Select, from the data, each line where "走进潮南" occurs.

───── STORED DATA ─────

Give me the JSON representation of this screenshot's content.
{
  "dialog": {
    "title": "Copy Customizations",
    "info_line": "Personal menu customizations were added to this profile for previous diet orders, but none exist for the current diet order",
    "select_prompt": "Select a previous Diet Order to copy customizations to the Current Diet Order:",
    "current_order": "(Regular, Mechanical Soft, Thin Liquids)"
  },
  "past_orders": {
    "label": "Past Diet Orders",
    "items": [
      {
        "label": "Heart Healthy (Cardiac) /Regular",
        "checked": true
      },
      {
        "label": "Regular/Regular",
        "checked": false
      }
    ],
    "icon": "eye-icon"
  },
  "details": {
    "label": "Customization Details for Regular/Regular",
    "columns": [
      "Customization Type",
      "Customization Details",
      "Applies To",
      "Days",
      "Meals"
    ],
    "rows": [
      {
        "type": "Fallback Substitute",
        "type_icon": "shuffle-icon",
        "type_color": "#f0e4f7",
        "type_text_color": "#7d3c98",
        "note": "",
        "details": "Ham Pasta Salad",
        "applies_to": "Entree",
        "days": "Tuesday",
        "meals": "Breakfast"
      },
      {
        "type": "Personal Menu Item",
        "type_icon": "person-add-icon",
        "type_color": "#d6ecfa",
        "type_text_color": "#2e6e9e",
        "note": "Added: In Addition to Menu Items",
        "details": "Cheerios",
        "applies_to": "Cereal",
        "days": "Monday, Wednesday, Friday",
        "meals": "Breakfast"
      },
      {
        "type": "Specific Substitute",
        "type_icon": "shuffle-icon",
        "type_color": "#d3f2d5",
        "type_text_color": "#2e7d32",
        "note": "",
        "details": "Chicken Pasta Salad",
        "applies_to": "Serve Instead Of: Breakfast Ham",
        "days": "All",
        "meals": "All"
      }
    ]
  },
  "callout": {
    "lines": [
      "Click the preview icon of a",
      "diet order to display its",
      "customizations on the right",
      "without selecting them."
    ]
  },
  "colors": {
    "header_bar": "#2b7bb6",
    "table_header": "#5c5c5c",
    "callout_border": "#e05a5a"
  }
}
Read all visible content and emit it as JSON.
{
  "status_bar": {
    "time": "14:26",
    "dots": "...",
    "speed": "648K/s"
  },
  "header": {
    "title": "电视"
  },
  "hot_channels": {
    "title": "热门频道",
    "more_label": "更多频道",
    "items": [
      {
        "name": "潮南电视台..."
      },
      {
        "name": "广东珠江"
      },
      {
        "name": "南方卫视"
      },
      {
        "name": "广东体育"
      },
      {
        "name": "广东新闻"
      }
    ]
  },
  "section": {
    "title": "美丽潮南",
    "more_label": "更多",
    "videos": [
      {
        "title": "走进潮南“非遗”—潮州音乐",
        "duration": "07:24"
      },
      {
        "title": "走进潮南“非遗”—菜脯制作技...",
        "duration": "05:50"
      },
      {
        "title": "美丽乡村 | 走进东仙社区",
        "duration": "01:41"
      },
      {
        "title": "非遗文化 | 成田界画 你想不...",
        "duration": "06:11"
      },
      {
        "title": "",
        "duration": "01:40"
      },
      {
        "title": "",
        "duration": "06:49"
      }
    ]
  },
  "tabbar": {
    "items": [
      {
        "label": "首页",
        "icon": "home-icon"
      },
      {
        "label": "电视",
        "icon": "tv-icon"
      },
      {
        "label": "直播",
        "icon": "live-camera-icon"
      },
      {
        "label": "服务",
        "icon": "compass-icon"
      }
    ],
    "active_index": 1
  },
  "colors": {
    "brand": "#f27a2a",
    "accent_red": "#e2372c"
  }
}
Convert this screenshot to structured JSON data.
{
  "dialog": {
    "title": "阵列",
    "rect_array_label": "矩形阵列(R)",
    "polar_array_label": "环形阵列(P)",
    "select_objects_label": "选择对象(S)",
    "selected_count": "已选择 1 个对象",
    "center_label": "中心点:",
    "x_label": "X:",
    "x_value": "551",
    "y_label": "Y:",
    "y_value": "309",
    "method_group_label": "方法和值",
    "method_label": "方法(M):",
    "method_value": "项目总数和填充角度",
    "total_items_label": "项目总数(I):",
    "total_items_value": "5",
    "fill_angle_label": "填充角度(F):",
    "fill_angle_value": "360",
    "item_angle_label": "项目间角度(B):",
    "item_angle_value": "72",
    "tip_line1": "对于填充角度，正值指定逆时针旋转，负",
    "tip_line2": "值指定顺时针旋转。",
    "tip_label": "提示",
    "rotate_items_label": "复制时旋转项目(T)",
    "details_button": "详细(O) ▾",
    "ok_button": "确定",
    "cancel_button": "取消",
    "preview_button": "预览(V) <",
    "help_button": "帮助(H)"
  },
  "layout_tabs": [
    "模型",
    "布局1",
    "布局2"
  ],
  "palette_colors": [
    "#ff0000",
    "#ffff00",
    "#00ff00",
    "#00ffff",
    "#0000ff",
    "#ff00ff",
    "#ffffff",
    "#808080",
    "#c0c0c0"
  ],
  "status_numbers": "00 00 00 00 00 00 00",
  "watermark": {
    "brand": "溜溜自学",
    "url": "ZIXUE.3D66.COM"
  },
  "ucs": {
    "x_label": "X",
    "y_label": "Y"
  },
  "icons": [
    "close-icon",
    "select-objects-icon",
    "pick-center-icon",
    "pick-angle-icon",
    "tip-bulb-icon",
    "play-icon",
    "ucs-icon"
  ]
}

─────
───── STORED DATA ─────

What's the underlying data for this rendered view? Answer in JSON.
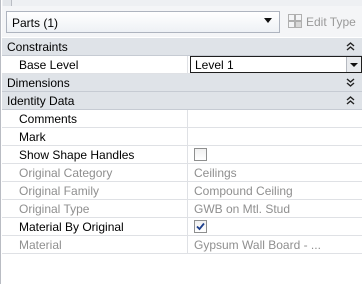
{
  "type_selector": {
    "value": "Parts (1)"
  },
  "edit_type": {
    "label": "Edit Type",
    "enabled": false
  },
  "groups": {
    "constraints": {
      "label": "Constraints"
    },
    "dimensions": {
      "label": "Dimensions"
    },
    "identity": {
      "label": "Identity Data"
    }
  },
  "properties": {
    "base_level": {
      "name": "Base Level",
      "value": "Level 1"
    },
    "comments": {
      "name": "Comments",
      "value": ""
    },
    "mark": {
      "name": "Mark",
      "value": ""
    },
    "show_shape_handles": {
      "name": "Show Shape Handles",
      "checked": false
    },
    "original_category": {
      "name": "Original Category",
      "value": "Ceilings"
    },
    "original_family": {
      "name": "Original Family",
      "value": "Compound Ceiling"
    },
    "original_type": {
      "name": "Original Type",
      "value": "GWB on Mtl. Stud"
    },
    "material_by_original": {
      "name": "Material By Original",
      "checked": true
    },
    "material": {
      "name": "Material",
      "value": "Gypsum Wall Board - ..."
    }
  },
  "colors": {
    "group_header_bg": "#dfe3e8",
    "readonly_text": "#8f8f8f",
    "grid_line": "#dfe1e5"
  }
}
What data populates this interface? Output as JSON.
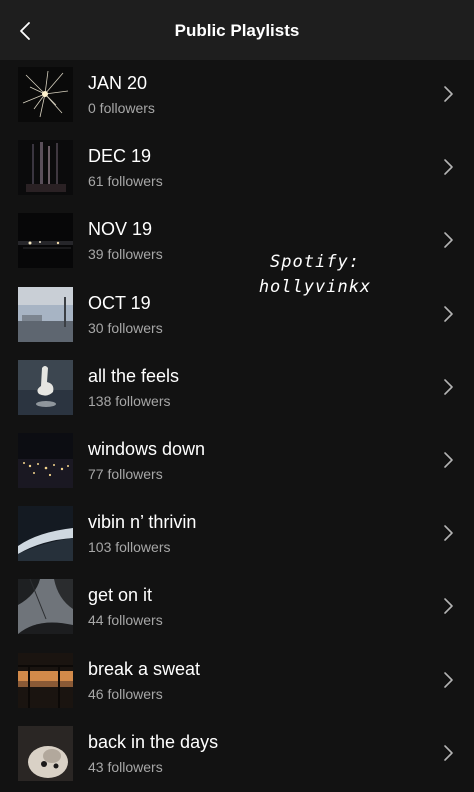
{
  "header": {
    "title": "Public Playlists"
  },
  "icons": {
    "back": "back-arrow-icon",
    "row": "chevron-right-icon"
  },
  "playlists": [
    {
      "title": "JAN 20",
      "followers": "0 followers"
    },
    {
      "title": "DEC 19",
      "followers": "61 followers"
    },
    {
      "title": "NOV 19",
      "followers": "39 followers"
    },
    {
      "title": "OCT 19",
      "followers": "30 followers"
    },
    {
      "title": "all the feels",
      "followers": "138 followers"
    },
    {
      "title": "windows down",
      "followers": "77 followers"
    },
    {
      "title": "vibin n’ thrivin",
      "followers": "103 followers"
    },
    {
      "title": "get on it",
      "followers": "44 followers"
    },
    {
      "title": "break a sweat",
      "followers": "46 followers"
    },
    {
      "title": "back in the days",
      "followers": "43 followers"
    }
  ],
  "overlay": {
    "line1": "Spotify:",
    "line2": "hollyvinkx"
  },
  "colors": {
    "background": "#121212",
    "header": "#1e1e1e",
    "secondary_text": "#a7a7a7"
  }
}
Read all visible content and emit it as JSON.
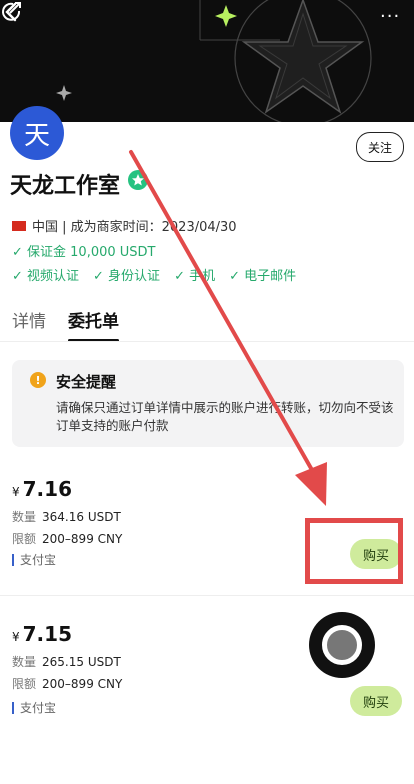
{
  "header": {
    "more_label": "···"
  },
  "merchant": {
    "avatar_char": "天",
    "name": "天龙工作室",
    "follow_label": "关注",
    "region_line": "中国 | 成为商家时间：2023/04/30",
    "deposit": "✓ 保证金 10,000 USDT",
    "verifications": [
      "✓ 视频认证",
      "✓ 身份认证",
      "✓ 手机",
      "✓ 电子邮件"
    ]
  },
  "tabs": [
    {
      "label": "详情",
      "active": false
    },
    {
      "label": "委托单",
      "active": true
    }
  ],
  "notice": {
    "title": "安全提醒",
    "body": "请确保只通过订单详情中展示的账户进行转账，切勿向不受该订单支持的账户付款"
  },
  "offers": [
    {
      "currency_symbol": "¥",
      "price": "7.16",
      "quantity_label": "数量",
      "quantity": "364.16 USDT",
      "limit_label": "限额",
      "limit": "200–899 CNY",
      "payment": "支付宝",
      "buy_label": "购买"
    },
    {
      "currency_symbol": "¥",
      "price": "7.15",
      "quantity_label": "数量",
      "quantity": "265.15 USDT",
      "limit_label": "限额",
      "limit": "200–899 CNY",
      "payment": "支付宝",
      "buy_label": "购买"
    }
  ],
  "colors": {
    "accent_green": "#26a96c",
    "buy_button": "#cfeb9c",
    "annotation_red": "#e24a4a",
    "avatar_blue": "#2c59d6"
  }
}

─────

• [PROBLEM SOLUTION]:
        "title": "走进潮南“非遗”—潮州音乐",
        "title": "走进潮南“非遗”—菜脯制作技...",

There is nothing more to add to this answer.